_What to work on_
Repeat all of the material below exactly as written, images excluded.

--- Data entries ---

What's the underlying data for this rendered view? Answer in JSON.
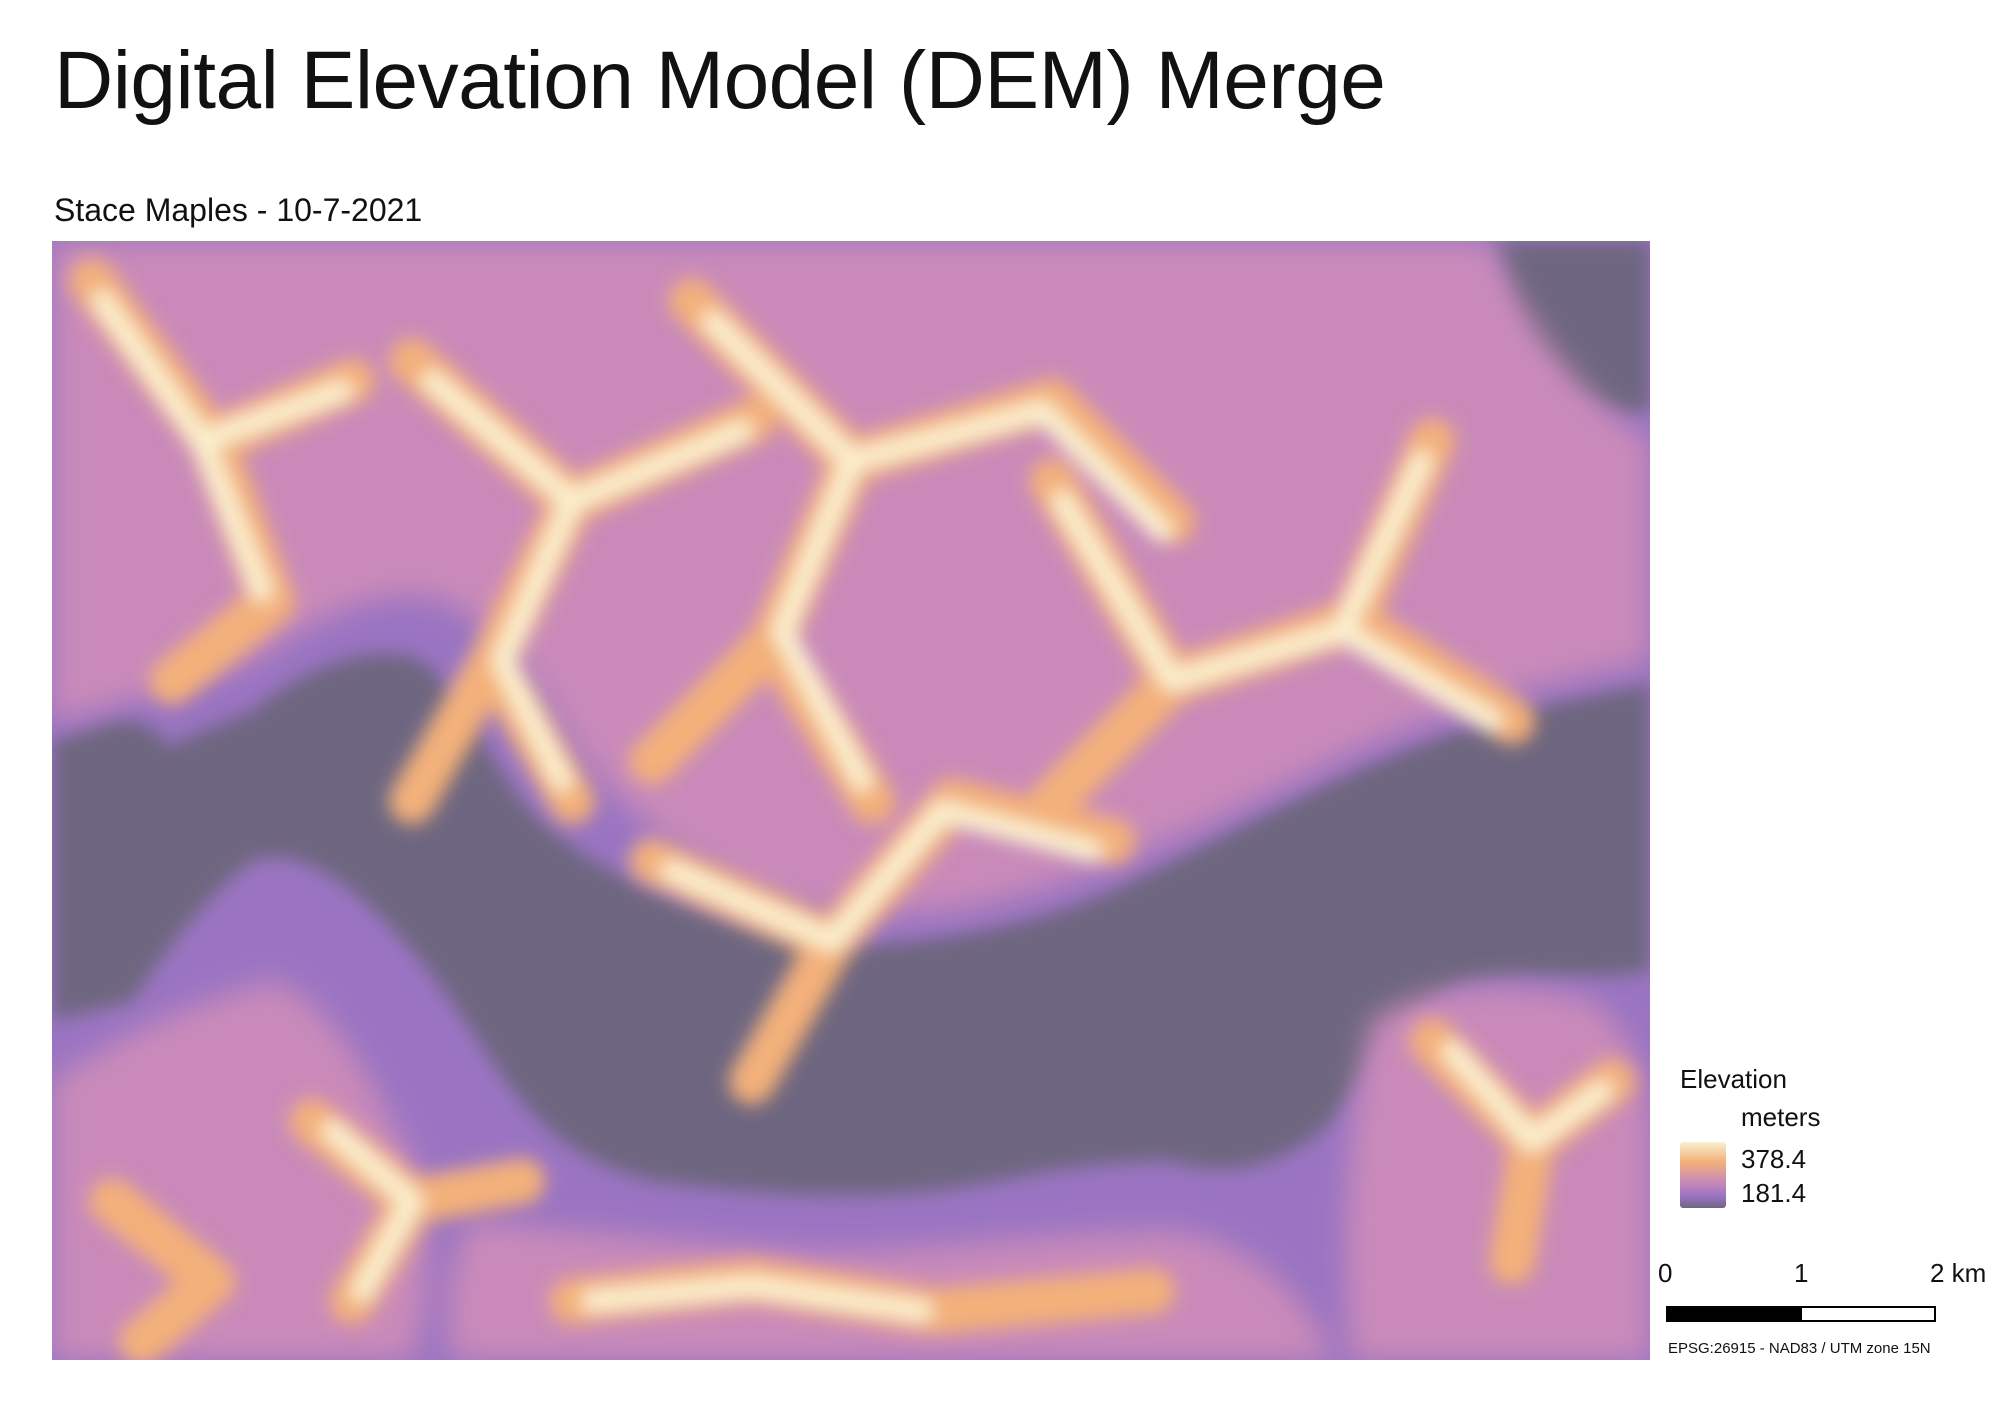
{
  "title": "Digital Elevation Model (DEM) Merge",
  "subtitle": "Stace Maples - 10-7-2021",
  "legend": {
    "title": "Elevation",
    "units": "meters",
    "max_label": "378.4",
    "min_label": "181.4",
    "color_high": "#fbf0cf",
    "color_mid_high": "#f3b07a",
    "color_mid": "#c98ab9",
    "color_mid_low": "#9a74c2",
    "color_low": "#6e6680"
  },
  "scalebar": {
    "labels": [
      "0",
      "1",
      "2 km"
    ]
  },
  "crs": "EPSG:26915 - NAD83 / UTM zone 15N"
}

---

_Final result_
What's the underlying data for this rendered view? Answer in JSON.
{
  "title": "Digital Elevation Model (DEM) Merge",
  "subtitle": "Stace Maples - 10-7-2021",
  "legend": {
    "title": "Elevation",
    "units": "meters",
    "max_label": "378.4",
    "min_label": "181.4",
    "color_high": "#fbf0cf",
    "color_mid_high": "#f3b07a",
    "color_mid": "#c98ab9",
    "color_mid_low": "#9a74c2",
    "color_low": "#6e6680"
  },
  "scalebar": {
    "labels": [
      "0",
      "1",
      "2 km"
    ]
  },
  "crs": "EPSG:26915 - NAD83 / UTM zone 15N"
}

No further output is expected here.